- THE EXERCISE
Read the records below. Copy each line where the string "Bbsus" occurs.

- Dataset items
****

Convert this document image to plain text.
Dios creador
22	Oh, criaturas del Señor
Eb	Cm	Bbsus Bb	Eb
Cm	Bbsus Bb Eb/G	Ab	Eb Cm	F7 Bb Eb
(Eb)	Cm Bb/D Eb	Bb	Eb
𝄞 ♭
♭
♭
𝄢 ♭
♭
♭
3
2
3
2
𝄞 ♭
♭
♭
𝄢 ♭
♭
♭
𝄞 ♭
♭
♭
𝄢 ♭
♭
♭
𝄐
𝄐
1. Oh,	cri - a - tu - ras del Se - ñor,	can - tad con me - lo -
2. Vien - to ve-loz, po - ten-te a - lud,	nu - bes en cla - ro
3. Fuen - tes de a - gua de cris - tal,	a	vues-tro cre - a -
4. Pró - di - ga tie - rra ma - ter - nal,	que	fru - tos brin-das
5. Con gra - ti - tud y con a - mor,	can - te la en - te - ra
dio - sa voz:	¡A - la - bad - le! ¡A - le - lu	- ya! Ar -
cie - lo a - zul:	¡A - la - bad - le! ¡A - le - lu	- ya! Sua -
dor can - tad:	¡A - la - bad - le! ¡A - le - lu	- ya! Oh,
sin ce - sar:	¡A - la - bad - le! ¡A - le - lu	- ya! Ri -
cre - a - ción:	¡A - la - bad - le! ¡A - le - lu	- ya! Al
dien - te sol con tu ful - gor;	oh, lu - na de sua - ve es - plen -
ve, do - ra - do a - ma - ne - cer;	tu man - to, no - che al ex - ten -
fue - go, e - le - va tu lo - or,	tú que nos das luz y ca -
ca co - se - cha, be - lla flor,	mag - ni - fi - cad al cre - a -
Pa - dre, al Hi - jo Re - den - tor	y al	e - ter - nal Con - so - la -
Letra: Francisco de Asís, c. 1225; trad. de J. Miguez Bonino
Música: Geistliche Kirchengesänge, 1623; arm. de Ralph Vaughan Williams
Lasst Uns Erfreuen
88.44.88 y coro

****

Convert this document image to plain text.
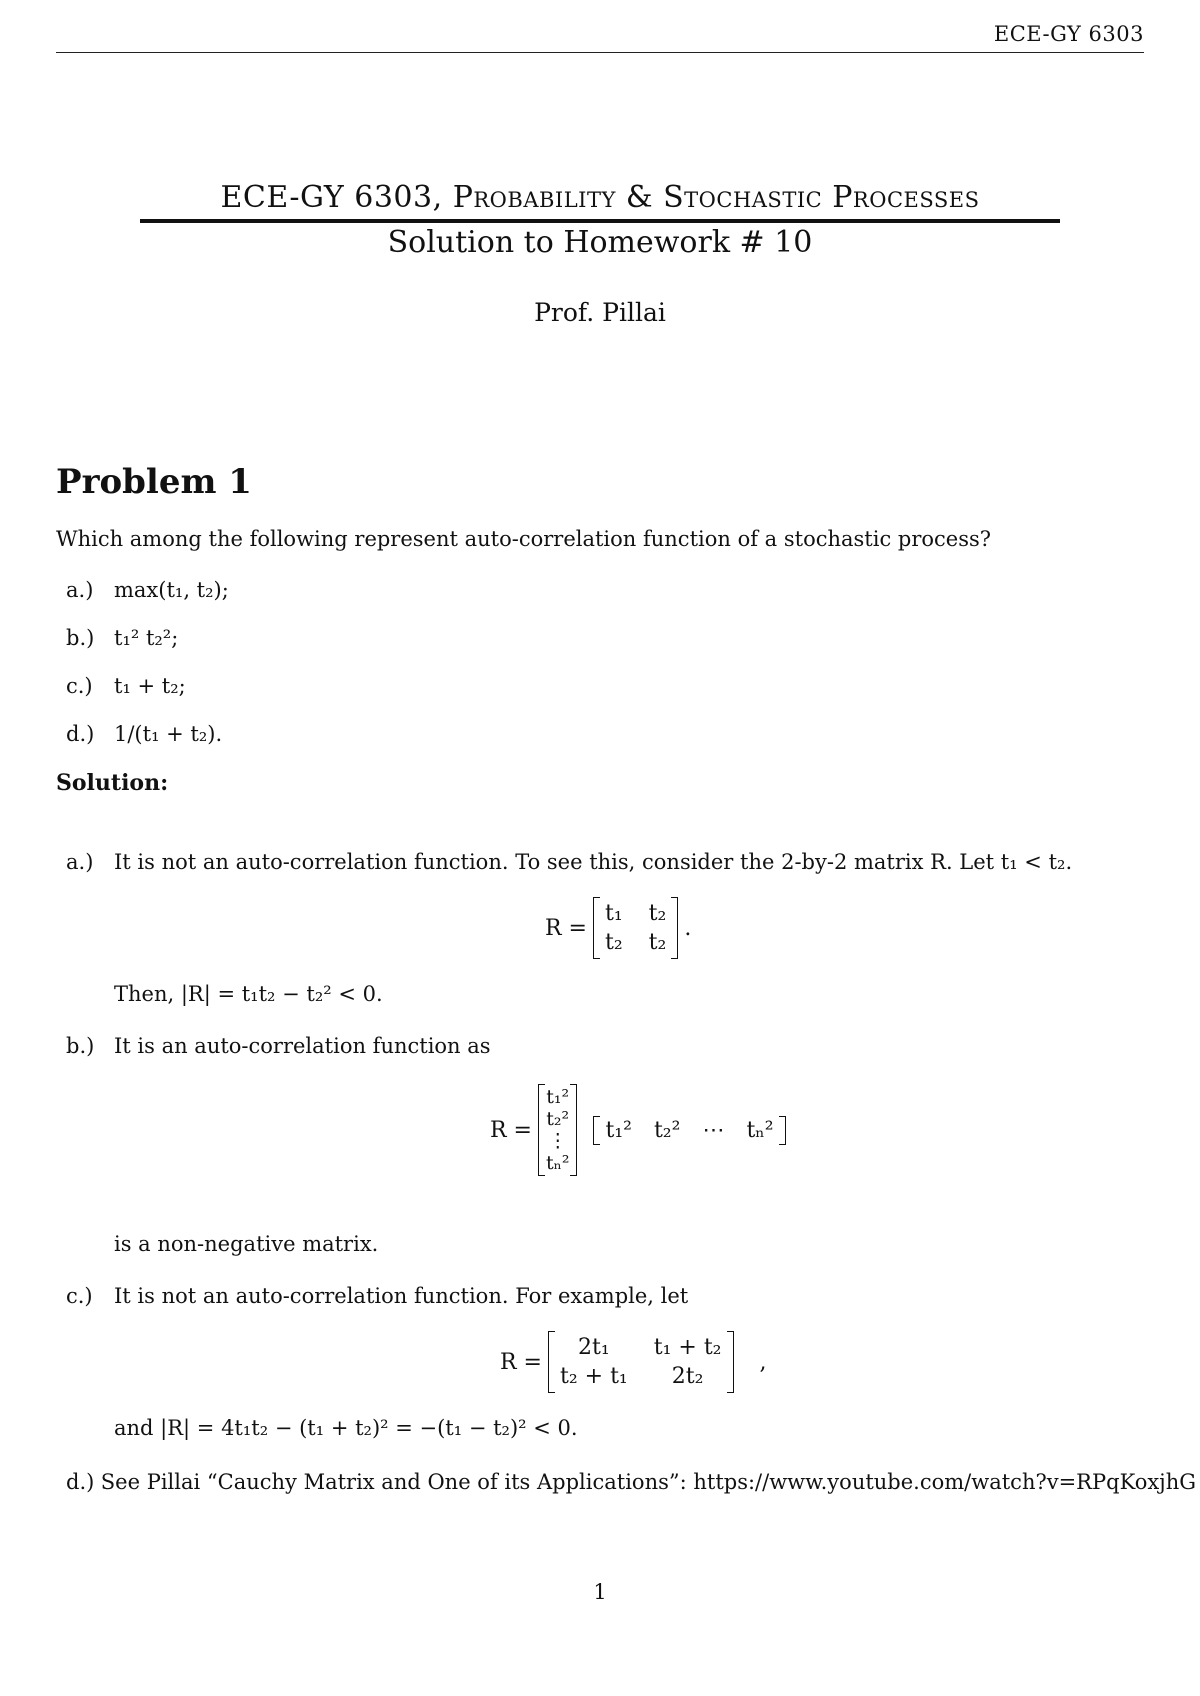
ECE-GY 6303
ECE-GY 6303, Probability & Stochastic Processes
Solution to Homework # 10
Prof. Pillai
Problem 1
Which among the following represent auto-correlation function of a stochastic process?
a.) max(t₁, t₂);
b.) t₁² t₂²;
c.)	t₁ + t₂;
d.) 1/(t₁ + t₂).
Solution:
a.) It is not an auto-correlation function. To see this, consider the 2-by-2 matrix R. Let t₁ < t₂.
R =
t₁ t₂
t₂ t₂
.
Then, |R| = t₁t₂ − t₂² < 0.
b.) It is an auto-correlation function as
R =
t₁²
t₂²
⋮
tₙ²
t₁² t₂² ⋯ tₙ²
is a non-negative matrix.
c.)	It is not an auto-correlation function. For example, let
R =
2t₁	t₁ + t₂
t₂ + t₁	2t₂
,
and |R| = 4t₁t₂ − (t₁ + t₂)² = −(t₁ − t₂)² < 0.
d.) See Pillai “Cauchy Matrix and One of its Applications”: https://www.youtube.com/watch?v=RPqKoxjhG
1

****

- TASK RESPONSE
Eb	Cm	Bbsus Bb	Eb
Cm	Bbsus Bb Eb/G	Ab	Eb Cm	F7 Bb Eb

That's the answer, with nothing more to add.